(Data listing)
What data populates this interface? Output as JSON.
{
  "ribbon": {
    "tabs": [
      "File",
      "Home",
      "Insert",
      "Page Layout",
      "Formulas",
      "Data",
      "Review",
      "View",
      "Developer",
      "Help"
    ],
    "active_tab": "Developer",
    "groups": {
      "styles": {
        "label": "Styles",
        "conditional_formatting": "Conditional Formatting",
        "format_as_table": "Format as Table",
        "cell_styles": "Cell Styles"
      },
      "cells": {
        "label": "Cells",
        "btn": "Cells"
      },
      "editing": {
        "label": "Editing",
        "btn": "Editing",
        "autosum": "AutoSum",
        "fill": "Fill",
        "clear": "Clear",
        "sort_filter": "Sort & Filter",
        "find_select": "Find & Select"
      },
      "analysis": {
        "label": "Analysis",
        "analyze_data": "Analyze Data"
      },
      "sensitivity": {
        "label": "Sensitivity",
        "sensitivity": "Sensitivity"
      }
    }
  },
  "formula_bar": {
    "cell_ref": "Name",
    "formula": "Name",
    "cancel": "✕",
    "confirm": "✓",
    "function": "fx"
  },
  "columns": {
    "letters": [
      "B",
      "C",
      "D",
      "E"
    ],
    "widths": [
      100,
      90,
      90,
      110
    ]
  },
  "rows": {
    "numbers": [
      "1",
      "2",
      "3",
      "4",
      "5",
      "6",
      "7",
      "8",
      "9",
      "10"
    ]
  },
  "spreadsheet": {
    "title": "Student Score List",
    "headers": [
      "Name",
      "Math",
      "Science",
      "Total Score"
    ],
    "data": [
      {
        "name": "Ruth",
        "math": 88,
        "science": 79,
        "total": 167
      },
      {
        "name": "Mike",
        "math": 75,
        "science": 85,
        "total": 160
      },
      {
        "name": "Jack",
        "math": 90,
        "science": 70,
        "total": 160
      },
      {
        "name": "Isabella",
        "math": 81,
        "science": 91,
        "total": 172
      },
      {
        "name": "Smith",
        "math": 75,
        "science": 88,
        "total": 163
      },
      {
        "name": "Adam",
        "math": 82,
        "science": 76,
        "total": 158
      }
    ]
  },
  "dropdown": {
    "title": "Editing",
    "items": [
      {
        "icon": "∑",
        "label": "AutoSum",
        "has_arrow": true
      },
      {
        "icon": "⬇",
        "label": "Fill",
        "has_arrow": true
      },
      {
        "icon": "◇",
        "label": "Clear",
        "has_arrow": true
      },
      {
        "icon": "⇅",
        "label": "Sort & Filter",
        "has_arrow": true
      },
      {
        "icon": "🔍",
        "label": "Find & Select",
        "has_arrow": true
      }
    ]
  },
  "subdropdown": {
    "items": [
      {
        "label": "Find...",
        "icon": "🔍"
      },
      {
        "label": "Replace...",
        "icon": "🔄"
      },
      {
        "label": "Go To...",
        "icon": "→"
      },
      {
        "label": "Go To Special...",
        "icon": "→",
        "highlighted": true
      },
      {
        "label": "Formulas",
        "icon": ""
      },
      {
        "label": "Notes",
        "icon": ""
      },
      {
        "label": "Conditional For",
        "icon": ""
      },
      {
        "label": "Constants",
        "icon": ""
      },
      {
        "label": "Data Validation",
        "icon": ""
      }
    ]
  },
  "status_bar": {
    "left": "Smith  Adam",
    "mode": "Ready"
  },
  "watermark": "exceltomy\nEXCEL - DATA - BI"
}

▸ **EXERCISE INSTRUCTIONS**: Quote the data in full, keeping each word unchanged.

▸ **RESPONSE**:
What data populates this interface? Output as JSON.
{
  "ribbon": {
    "tabs": [
      "File",
      "Home",
      "Insert",
      "Page Layout",
      "Formulas",
      "Data",
      "Review",
      "View",
      "Developer",
      "Help"
    ],
    "active_tab": "Developer",
    "groups": {
      "styles": {
        "label": "Styles",
        "conditional_formatting": "Conditional Formatting",
        "format_as_table": "Format as Table",
        "cell_styles": "Cell Styles"
      },
      "cells": {
        "label": "Cells",
        "btn": "Cells"
      },
      "editing": {
        "label": "Editing",
        "btn": "Editing",
        "autosum": "AutoSum",
        "fill": "Fill",
        "clear": "Clear",
        "sort_filter": "Sort & Filter",
        "find_select": "Find & Select"
      },
      "analysis": {
        "label": "Analysis",
        "analyze_data": "Analyze Data"
      },
      "sensitivity": {
        "label": "Sensitivity",
        "sensitivity": "Sensitivity"
      }
    }
  },
  "formula_bar": {
    "cell_ref": "Name",
    "formula": "Name",
    "cancel": "✕",
    "confirm": "✓",
    "function": "fx"
  },
  "columns": {
    "letters": [
      "B",
      "C",
      "D",
      "E"
    ],
    "widths": [
      100,
      90,
      90,
      110
    ]
  },
  "rows": {
    "numbers": [
      "1",
      "2",
      "3",
      "4",
      "5",
      "6",
      "7",
      "8",
      "9",
      "10"
    ]
  },
  "spreadsheet": {
    "title": "Student Score List",
    "headers": [
      "Name",
      "Math",
      "Science",
      "Total Score"
    ],
    "data": [
      {
        "name": "Ruth",
        "math": 88,
        "science": 79,
        "total": 167
      },
      {
        "name": "Mike",
        "math": 75,
        "science": 85,
        "total": 160
      },
      {
        "name": "Jack",
        "math": 90,
        "science": 70,
        "total": 160
      },
      {
        "name": "Isabella",
        "math": 81,
        "science": 91,
        "total": 172
      },
      {
        "name": "Smith",
        "math": 75,
        "science": 88,
        "total": 163
      },
      {
        "name": "Adam",
        "math": 82,
        "science": 76,
        "total": 158
      }
    ]
  },
  "dropdown": {
    "title": "Editing",
    "items": [
      {
        "icon": "∑",
        "label": "AutoSum",
        "has_arrow": true
      },
      {
        "icon": "⬇",
        "label": "Fill",
        "has_arrow": true
      },
      {
        "icon": "◇",
        "label": "Clear",
        "has_arrow": true
      },
      {
        "icon": "⇅",
        "label": "Sort & Filter",
        "has_arrow": true
      },
      {
        "icon": "🔍",
        "label": "Find & Select",
        "has_arrow": true
      }
    ]
  },
  "subdropdown": {
    "items": [
      {
        "label": "Find...",
        "icon": "🔍"
      },
      {
        "label": "Replace...",
        "icon": "🔄"
      },
      {
        "label": "Go To...",
        "icon": "→"
      },
      {
        "label": "Go To Special...",
        "icon": "→",
        "highlighted": true
      },
      {
        "label": "Formulas",
        "icon": ""
      },
      {
        "label": "Notes",
        "icon": ""
      },
      {
        "label": "Conditional For",
        "icon": ""
      },
      {
        "label": "Constants",
        "icon": ""
      },
      {
        "label": "Data Validation",
        "icon": ""
      }
    ]
  },
  "status_bar": {
    "left": "Smith  Adam",
    "mode": "Ready"
  },
  "watermark": "exceltomy\nEXCEL - DATA - BI"
}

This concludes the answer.